### What to work on
1) Could you reproduce the records word for word, from their first line through the line containing "annotation: Sovereign Debt", with both of those lines included?
2) Can you write the next posts of the forum thread about Greg's day skiing bumps at Hunter, picking up after its final post?
** start Document extract **
# Greg's Hunter Pow Bump Report - 3/2/10



## bvibert (Mar 2, 2010)

I got a text from Greg exclaiming that today at Hunter was "The greatest mogul skiing experience of his entire life"


----------



## dmc (Mar 2, 2010)

Seeded bumps


----------



## Greg (Mar 2, 2010)

had to stop already. felt dehydrated. chugging gatorade, iced tea and water. heading back out in a few. west side is t2b side to side small to medium sized zipperline bumps. i sunk my pole two feet down into a trough. unreal. claires and anna are epic!!! best mogul skiing day of my life, bar none.


----------



## deadheadskier (Mar 2, 2010)

Bummer they're not spring bumps

http://forums.alpinezone.com/showthread.php?t=71669


----------



## bvibert (Mar 2, 2010)

deadheadskier said:


> Bummer they're not spring bumps
> 
> http://forums.alpinezone.com/showthread.php?t=71669



:lol:


----------



## gmcunni (Mar 2, 2010)

deadheadskier said:


> Bummer they're not spring bumps
> 
> http://forums.alpinezone.com/showthread.php?t=71669



well, NOAA says it is pretty warm today -
This Afternoon: A slight chance of rain and snow showers. Mostly cloudy, *with a high near 37.*


----------



## JimG. (Mar 2, 2010)

Greg said:


> had to stop already. felt dehydrated. chugging gatorade, iced tea and water. heading back out in a few. west side is t2b side to side small to medium sized zipperline bumps. i sunk my pole two feet down into a trough. unreal. claires and anna are epic!!! best mogul skiing day of my life, bar none.



The prodigal son returns home.

Remember that Hunter was the place you started your journey to your skiing "A" game.


----------



## Greg (Mar 2, 2010)

dmc said:


> Seeded bumps



Nope. All natural, but I did see some snowboarders wreck a few.


----------



## Greg (Mar 2, 2010)

JimG. said:


> The prodigal son returns home.
> 
> Remember that Hunter was the place you started your journey to your skiing "A" game.



I thought about that day six years ago as I was marching out this afternoon drenched in sweat. I felt like I got a bit of retribution against the mountain which kicked my ass so bad that day with you and Karl. Not that I was free of any gaper moments, but overall I was happy with my skiing today.

Full report with pics later.


----------



## dmc (Mar 2, 2010)

Greg said:


> Nope. All natural, but I did see some snowboarders wreck a few.



Those bumps had it comin'..


----------



## Greg (Mar 2, 2010)

deadheadskier said:


> Bummer they're not spring bumps
> 
> http://forums.alpinezone.com/showthread.php?t=71669



Okay....maybe I was caught up in the moment. Perhaps not the "greatest mogul experience of my life" but definitely up there, probably top 3 all time bump day, and definitely #1 day this season. Sun eventually shined. Perhaps the snow was a tad tacky, but really I'm just being picky.
** end Document extract **
** start Listed records **
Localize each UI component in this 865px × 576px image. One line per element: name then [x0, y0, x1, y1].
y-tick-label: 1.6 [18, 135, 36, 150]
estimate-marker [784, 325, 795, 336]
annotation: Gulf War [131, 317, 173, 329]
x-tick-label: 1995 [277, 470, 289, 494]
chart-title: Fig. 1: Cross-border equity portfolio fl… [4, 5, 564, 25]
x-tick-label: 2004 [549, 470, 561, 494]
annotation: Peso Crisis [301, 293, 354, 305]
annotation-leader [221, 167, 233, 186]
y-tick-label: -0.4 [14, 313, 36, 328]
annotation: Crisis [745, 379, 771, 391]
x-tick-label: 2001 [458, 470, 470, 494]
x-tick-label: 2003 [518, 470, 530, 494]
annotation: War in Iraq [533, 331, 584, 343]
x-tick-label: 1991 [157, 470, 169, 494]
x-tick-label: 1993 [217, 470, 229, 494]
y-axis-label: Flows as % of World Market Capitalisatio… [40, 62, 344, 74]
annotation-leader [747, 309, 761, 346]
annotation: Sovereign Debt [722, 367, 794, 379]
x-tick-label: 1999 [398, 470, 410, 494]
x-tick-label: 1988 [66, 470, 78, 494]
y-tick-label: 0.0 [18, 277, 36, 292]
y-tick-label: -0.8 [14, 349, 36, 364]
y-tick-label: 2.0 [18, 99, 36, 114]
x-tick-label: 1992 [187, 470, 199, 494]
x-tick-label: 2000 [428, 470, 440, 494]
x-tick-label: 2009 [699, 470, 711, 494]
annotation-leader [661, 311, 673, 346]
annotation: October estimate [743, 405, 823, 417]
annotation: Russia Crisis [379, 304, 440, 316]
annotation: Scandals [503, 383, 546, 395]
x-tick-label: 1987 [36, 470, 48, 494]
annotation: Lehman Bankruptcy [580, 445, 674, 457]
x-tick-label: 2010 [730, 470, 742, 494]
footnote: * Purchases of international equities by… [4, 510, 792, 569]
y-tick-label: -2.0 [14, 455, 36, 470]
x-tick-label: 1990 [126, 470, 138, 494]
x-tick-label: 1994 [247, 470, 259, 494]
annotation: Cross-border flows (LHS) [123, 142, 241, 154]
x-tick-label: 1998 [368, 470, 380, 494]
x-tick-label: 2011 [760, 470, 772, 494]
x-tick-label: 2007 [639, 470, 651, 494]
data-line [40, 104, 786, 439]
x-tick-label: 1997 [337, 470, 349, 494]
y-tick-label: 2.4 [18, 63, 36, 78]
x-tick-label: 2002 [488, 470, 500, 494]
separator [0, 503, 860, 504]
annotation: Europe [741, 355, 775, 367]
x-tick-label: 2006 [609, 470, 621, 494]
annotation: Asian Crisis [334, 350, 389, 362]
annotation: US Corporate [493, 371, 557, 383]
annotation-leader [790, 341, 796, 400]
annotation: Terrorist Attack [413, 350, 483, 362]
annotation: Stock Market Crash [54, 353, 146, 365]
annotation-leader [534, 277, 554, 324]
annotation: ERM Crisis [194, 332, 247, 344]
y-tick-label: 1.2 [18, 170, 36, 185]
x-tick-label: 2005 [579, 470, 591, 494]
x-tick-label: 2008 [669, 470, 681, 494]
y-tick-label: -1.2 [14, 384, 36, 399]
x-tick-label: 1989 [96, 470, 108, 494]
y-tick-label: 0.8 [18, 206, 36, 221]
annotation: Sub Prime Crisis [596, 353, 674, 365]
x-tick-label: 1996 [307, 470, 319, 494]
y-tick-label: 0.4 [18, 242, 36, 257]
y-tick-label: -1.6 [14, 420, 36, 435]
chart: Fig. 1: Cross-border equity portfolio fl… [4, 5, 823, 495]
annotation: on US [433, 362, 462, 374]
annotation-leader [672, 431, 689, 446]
** end Listed records **
### Results
1)
Localize each UI component in this 865px × 576px image. One line per element: name then [x0, y0, x1, y1].
y-tick-label: 1.6 [18, 135, 36, 150]
estimate-marker [784, 325, 795, 336]
annotation: Gulf War [131, 317, 173, 329]
x-tick-label: 1995 [277, 470, 289, 494]
chart-title: Fig. 1: Cross-border equity portfolio fl… [4, 5, 564, 25]
x-tick-label: 2004 [549, 470, 561, 494]
annotation: Peso Crisis [301, 293, 354, 305]
annotation-leader [221, 167, 233, 186]
y-tick-label: -0.4 [14, 313, 36, 328]
annotation: Crisis [745, 379, 771, 391]
x-tick-label: 2001 [458, 470, 470, 494]
x-tick-label: 2003 [518, 470, 530, 494]
annotation: War in Iraq [533, 331, 584, 343]
x-tick-label: 1991 [157, 470, 169, 494]
x-tick-label: 1993 [217, 470, 229, 494]
y-axis-label: Flows as % of World Market Capitalisatio… [40, 62, 344, 74]
annotation-leader [747, 309, 761, 346]
annotation: Sovereign Debt [722, 367, 794, 379]

2)
----------



## Greg (Mar 2, 2010)

*Powbump Report*

Okay, if you're not a mogul enthusiast, you're going to find this report epically boring, especially since there are 36 pics of moguls. :-o Today was truly epic though as far as bump skiing goes, so, here it is:

Left town about 8:15 (bus and preschool drop off duty). Smooth ride and I discovered the Catskills were out of the clouds for probably the first time in a week:






*Not much snow 10 miles east of Hunter:*





*A little different in town:*





*Obligatory mountain shot from 23A:*


----------



## Greg (Mar 2, 2010)

*First run, Claire's Way:*





*44:*





*44, looking up:*





*44, from bottom:*





*Quality bumps on Claire's:*


----------



## Greg (Mar 2, 2010)

*Annapurna:*





*View from 'Purna:*





*Typical wait at Z lift:*





*Artsy shot:*


----------



## Greg (Mar 2, 2010)

*Lower K-27:*





*Looking back up Lower K:*





*Some woods off K-27:*




These trees were packed and skied great!

*Course on Eisenhower:*





*Racer's from quad:*





*Racer's:*


----------



## Greg (Mar 2, 2010)

*Trees off Claire's:*




Deep and grabby. Tough skiing.





My pole is to the ground. My pole is 44".

*Claire's bumps:*





*View from Z lift:*





*Upper Taylor's, notice the blue sky! 8)*





*Lower Claire's:*


----------



## Greg (Mar 2, 2010)

*Sunny moguls*




These were typical all over Claire's Way.

*Moguls:*





*Switched to the Legends in the afternoon. Good move!*





*Bumps!*















*Here comes the sun!*


----------



## Greg (Mar 2, 2010)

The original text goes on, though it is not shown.